------ Dataset rows ------

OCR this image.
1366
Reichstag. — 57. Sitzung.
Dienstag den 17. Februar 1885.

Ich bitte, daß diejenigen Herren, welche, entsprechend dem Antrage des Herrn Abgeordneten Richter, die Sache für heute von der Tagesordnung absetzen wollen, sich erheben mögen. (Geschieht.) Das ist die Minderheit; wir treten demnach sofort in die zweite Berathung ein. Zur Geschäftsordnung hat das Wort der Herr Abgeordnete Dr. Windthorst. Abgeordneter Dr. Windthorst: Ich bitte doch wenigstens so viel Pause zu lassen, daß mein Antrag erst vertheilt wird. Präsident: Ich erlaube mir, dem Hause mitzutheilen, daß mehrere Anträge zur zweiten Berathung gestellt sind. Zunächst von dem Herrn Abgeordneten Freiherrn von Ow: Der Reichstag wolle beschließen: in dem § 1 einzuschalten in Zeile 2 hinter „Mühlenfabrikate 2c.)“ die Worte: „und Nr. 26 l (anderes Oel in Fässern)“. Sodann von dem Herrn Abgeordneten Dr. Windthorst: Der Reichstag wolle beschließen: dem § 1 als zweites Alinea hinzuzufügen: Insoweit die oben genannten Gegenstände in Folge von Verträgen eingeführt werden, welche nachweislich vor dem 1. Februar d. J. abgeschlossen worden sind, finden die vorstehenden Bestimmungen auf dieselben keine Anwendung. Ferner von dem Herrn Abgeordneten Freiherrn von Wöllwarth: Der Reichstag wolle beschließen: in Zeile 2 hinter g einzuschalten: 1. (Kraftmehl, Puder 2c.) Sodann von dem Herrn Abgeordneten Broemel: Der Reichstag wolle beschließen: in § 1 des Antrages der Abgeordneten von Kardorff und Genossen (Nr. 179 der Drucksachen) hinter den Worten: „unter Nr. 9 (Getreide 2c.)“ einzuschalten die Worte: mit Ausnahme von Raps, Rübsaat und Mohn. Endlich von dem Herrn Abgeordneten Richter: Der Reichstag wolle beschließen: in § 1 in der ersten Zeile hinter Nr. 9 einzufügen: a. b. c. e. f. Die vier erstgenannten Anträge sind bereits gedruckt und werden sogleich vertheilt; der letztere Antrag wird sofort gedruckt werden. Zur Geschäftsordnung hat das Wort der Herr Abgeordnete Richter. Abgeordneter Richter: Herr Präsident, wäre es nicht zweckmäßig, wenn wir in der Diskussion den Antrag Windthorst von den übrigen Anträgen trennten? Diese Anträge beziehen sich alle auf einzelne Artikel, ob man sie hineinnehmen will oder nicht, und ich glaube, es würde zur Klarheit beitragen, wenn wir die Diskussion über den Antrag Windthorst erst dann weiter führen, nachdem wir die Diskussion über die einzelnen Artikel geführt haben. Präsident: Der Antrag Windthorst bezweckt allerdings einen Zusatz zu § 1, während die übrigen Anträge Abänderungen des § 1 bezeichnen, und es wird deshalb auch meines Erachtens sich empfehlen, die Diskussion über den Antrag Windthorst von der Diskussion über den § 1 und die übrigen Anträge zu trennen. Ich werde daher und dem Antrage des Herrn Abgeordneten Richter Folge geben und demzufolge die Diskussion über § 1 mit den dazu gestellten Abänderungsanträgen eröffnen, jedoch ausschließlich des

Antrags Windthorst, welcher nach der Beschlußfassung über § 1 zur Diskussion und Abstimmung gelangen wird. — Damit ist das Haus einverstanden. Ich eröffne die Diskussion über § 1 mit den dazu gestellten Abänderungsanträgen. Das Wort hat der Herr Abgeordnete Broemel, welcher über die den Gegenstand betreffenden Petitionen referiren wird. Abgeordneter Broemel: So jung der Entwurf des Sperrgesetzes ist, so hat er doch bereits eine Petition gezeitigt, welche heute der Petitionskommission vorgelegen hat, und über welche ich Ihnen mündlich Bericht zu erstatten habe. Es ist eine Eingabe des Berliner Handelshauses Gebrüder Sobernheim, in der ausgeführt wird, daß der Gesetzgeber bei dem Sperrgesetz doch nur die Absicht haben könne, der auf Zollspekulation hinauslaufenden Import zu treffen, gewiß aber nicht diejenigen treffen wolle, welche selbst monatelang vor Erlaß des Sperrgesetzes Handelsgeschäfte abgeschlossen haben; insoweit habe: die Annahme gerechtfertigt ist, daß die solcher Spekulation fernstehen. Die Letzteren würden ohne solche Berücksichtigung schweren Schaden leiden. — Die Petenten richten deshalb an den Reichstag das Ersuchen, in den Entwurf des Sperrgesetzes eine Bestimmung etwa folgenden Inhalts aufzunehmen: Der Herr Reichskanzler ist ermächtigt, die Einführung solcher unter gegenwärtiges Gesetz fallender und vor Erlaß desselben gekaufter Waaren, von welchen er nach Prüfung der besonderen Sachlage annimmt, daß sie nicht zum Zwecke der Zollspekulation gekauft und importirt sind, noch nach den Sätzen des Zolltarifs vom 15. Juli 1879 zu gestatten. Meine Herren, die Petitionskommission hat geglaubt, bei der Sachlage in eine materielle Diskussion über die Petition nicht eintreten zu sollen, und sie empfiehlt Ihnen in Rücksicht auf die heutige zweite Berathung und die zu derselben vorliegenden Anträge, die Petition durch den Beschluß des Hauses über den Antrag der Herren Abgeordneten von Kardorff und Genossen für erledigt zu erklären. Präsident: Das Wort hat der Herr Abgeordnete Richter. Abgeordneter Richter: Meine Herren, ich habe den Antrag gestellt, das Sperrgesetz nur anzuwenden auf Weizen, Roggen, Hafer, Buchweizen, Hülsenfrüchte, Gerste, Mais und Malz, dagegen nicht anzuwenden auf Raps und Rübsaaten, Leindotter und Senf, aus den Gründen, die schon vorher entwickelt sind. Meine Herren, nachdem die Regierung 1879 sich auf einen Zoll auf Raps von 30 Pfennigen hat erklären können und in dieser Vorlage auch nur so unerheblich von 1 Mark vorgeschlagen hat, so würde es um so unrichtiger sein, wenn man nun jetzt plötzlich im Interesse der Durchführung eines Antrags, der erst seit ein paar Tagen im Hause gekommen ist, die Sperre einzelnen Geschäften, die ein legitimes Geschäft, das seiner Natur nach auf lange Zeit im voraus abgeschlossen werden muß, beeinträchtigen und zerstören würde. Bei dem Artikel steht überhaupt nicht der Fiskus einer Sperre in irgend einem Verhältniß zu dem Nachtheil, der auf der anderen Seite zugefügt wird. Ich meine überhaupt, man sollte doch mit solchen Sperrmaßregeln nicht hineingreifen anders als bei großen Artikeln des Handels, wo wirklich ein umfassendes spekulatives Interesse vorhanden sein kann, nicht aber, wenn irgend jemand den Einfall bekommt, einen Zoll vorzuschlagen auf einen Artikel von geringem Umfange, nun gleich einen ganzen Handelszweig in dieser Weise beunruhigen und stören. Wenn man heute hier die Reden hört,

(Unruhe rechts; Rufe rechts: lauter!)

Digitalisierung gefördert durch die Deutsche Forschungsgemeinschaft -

------

• The problem: Repeat each entry word for word.

• Answer to the exercise:
OCR this image.
1366
Reichstag. — 57. Sitzung.
Dienstag den 17. Februar 1885.

Ich bitte, daß diejenigen Herren, welche, entsprechend dem Antrage des Herrn Abgeordneten Richter, die Sache für heute von der Tagesordnung absetzen wollen, sich erheben mögen. (Geschieht.) Das ist die Minderheit; wir treten demnach sofort in die zweite Berathung ein. Zur Geschäftsordnung hat das Wort der Herr Abgeordnete Dr. Windthorst. Abgeordneter Dr. Windthorst: Ich bitte doch wenigstens so viel Pause zu lassen, daß mein Antrag erst vertheilt wird. Präsident: Ich erlaube mir, dem Hause mitzutheilen, daß mehrere Anträge zur zweiten Berathung gestellt sind. Zunächst von dem Herrn Abgeordneten Freiherrn von Ow: Der Reichstag wolle beschließen: in dem § 1 einzuschalten in Zeile 2 hinter „Mühlenfabrikate 2c.)“ die Worte: „und Nr. 26 l (anderes Oel in Fässern)“. Sodann von dem Herrn Abgeordneten Dr. Windthorst: Der Reichstag wolle beschließen: dem § 1 als zweites Alinea hinzuzufügen: Insoweit die oben genannten Gegenstände in Folge von Verträgen eingeführt werden, welche nachweislich vor dem 1. Februar d. J. abgeschlossen worden sind, finden die vorstehenden Bestimmungen auf dieselben keine Anwendung. Ferner von dem Herrn Abgeordneten Freiherrn von Wöllwarth: Der Reichstag wolle beschließen: in Zeile 2 hinter g einzuschalten: 1. (Kraftmehl, Puder 2c.) Sodann von dem Herrn Abgeordneten Broemel: Der Reichstag wolle beschließen: in § 1 des Antrages der Abgeordneten von Kardorff und Genossen (Nr. 179 der Drucksachen) hinter den Worten: „unter Nr. 9 (Getreide 2c.)“ einzuschalten die Worte: mit Ausnahme von Raps, Rübsaat und Mohn. Endlich von dem Herrn Abgeordneten Richter: Der Reichstag wolle beschließen: in § 1 in der ersten Zeile hinter Nr. 9 einzufügen: a. b. c. e. f. Die vier erstgenannten Anträge sind bereits gedruckt und werden sogleich vertheilt; der letztere Antrag wird sofort gedruckt werden. Zur Geschäftsordnung hat das Wort der Herr Abgeordnete Richter. Abgeordneter Richter: Herr Präsident, wäre es nicht zweckmäßig, wenn wir in der Diskussion den Antrag Windthorst von den übrigen Anträgen trennten? Diese Anträge beziehen sich alle auf einzelne Artikel, ob man sie hineinnehmen will oder nicht, und ich glaube, es würde zur Klarheit beitragen, wenn wir die Diskussion über den Antrag Windthorst erst dann weiter führen, nachdem wir die Diskussion über die einzelnen Artikel geführt haben. Präsident: Der Antrag Windthorst bezweckt allerdings einen Zusatz zu § 1, während die übrigen Anträge Abänderungen des § 1 bezeichnen, und es wird deshalb auch meines Erachtens sich empfehlen, die Diskussion über den Antrag Windthorst von der Diskussion über den § 1 und die übrigen Anträge zu trennen. Ich werde daher und dem Antrage des Herrn Abgeordneten Richter Folge geben und demzufolge die Diskussion über § 1 mit den dazu gestellten Abänderungsanträgen eröffnen, jedoch ausschließlich des

Antrags Windthorst, welcher nach der Beschlußfassung über § 1 zur Diskussion und Abstimmung gelangen wird. — Damit ist das Haus einverstanden. Ich eröffne die Diskussion über § 1 mit den dazu gestellten Abänderungsanträgen. Das Wort hat der Herr Abgeordnete Broemel, welcher über die den Gegenstand betreffenden Petitionen referiren wird. Abgeordneter Broemel: So jung der Entwurf des Sperrgesetzes ist, so hat er doch bereits eine Petition gezeitigt, welche heute der Petitionskommission vorgelegen hat, und über welche ich Ihnen mündlich Bericht zu erstatten habe. Es ist eine Eingabe des Berliner Handelshauses Gebrüder Sobernheim, in der ausgeführt wird, daß der Gesetzgeber bei dem Sperrgesetz doch nur die Absicht haben könne, der auf Zollspekulation hinauslaufenden Import zu treffen, gewiß aber nicht diejenigen treffen wolle, welche selbst monatelang vor Erlaß des Sperrgesetzes Handelsgeschäfte abgeschlossen haben; insoweit habe: die Annahme gerechtfertigt ist, daß die solcher Spekulation fernstehen. Die Letzteren würden ohne solche Berücksichtigung schweren Schaden leiden. — Die Petenten richten deshalb an den Reichstag das Ersuchen, in den Entwurf des Sperrgesetzes eine Bestimmung etwa folgenden Inhalts aufzunehmen: Der Herr Reichskanzler ist ermächtigt, die Einführung solcher unter gegenwärtiges Gesetz fallender und vor Erlaß desselben gekaufter Waaren, von welchen er nach Prüfung der besonderen Sachlage annimmt, daß sie nicht zum Zwecke der Zollspekulation gekauft und importirt sind, noch nach den Sätzen des Zolltarifs vom 15. Juli 1879 zu gestatten. Meine Herren, die Petitionskommission hat geglaubt, bei der Sachlage in eine materielle Diskussion über die Petition nicht eintreten zu sollen, und sie empfiehlt Ihnen in Rücksicht auf die heutige zweite Berathung und die zu derselben vorliegenden Anträge, die Petition durch den Beschluß des Hauses über den Antrag der Herren Abgeordneten von Kardorff und Genossen für erledigt zu erklären. Präsident: Das Wort hat der Herr Abgeordnete Richter. Abgeordneter Richter: Meine Herren, ich habe den Antrag gestellt, das Sperrgesetz nur anzuwenden auf Weizen, Roggen, Hafer, Buchweizen, Hülsenfrüchte, Gerste, Mais und Malz, dagegen nicht anzuwenden auf Raps und Rübsaaten, Leindotter und Senf, aus den Gründen, die schon vorher entwickelt sind. Meine Herren, nachdem die Regierung 1879 sich auf einen Zoll auf Raps von 30 Pfennigen hat erklären können und in dieser Vorlage auch nur so unerheblich von 1 Mark vorgeschlagen hat, so würde es um so unrichtiger sein, wenn man nun jetzt plötzlich im Interesse der Durchführung eines Antrags, der erst seit ein paar Tagen im Hause gekommen ist, die Sperre einzelnen Geschäften, die ein legitimes Geschäft, das seiner Natur nach auf lange Zeit im voraus abgeschlossen werden muß, beeinträchtigen und zerstören würde. Bei dem Artikel steht überhaupt nicht der Fiskus einer Sperre in irgend einem Verhältniß zu dem Nachtheil, der auf der anderen Seite zugefügt wird. Ich meine überhaupt, man sollte doch mit solchen Sperrmaßregeln nicht hineingreifen anders als bei großen Artikeln des Handels, wo wirklich ein umfassendes spekulatives Interesse vorhanden sein kann, nicht aber, wenn irgend jemand den Einfall bekommt, einen Zoll vorzuschlagen auf einen Artikel von geringem Umfange, nun gleich einen ganzen Handelszweig in dieser Weise beunruhigen und stören. Wenn man heute hier die Reden hört,

(Unruhe rechts; Rufe rechts: lauter!)

Digitalisierung gefördert durch die Deutsche Forschungsgemeinschaft -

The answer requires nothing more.